Leave out the pictures and repeat the data exactly.
** BEGIN DATASET RECORDS **
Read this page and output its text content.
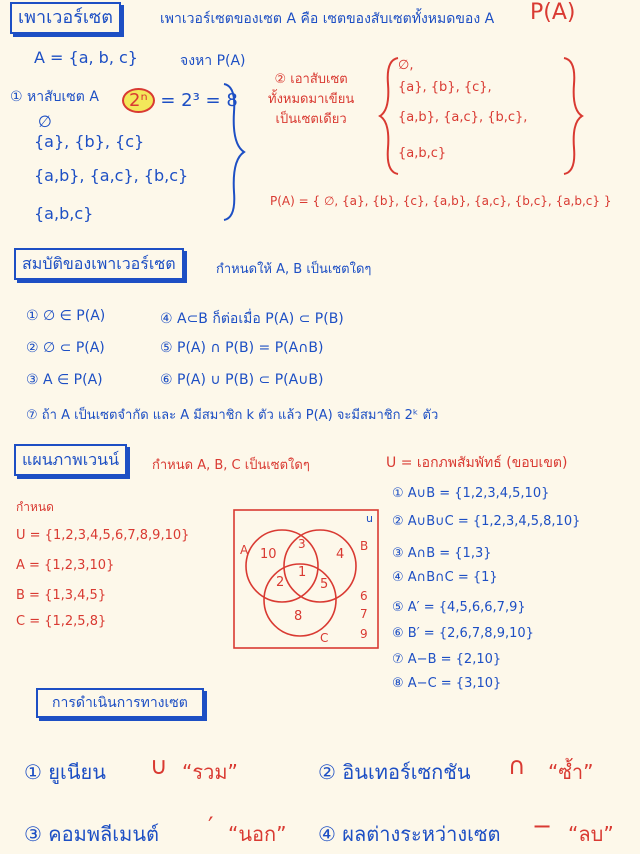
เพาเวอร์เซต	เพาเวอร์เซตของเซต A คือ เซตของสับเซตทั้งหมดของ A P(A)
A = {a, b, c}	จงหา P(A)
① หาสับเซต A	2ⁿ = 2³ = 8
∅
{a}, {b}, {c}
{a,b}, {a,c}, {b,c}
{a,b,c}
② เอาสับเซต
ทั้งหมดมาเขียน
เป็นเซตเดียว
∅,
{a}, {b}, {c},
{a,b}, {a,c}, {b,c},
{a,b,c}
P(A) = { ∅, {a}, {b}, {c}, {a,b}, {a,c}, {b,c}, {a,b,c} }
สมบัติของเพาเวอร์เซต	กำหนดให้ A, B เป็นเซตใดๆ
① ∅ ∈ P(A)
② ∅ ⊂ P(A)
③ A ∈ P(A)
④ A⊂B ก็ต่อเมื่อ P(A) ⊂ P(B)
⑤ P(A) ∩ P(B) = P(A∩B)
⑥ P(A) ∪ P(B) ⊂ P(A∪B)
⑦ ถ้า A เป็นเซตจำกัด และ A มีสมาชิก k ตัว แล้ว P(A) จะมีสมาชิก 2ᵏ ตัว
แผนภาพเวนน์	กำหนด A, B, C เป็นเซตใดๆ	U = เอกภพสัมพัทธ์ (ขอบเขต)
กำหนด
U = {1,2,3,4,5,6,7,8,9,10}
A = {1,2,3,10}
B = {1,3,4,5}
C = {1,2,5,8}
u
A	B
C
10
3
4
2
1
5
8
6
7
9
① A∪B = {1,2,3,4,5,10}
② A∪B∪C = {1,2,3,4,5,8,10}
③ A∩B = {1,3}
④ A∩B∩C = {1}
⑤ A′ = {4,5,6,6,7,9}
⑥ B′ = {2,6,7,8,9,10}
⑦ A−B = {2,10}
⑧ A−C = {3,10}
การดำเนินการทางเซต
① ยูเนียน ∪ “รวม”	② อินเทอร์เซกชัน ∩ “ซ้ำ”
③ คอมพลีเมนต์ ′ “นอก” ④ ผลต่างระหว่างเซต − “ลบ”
** END DATASET RECORDS **
[THE SOLUTION]:
Read this page and output its text content.
เพาเวอร์เซต	เพาเวอร์เซตของเซต A คือ เซตของสับเซตทั้งหมดของ A P(A)
A = {a, b, c}	จงหา P(A)
① หาสับเซต A	2ⁿ = 2³ = 8
∅
{a}, {b}, {c}
{a,b}, {a,c}, {b,c}
{a,b,c}
② เอาสับเซต
ทั้งหมดมาเขียน
เป็นเซตเดียว
∅,
{a}, {b}, {c},
{a,b}, {a,c}, {b,c},
{a,b,c}
P(A) = { ∅, {a}, {b}, {c}, {a,b}, {a,c}, {b,c}, {a,b,c} }
สมบัติของเพาเวอร์เซต	กำหนดให้ A, B เป็นเซตใดๆ
① ∅ ∈ P(A)
② ∅ ⊂ P(A)
③ A ∈ P(A)
④ A⊂B ก็ต่อเมื่อ P(A) ⊂ P(B)
⑤ P(A) ∩ P(B) = P(A∩B)
⑥ P(A) ∪ P(B) ⊂ P(A∪B)
⑦ ถ้า A เป็นเซตจำกัด และ A มีสมาชิก k ตัว แล้ว P(A) จะมีสมาชิก 2ᵏ ตัว
แผนภาพเวนน์	กำหนด A, B, C เป็นเซตใดๆ	U = เอกภพสัมพัทธ์ (ขอบเขต)
กำหนด
U = {1,2,3,4,5,6,7,8,9,10}
A = {1,2,3,10}
B = {1,3,4,5}
C = {1,2,5,8}
u
A	B
C
10
3
4
2
1
5
8
6
7
9
① A∪B = {1,2,3,4,5,10}
② A∪B∪C = {1,2,3,4,5,8,10}
③ A∩B = {1,3}
④ A∩B∩C = {1}
⑤ A′ = {4,5,6,6,7,9}
⑥ B′ = {2,6,7,8,9,10}
⑦ A−B = {2,10}
⑧ A−C = {3,10}
การดำเนินการทางเซต
① ยูเนียน ∪ “รวม”	② อินเทอร์เซกชัน ∩ “ซ้ำ”
③ คอมพลีเมนต์ ′ “นอก” ④ ผลต่างระหว่างเซต − “ลบ”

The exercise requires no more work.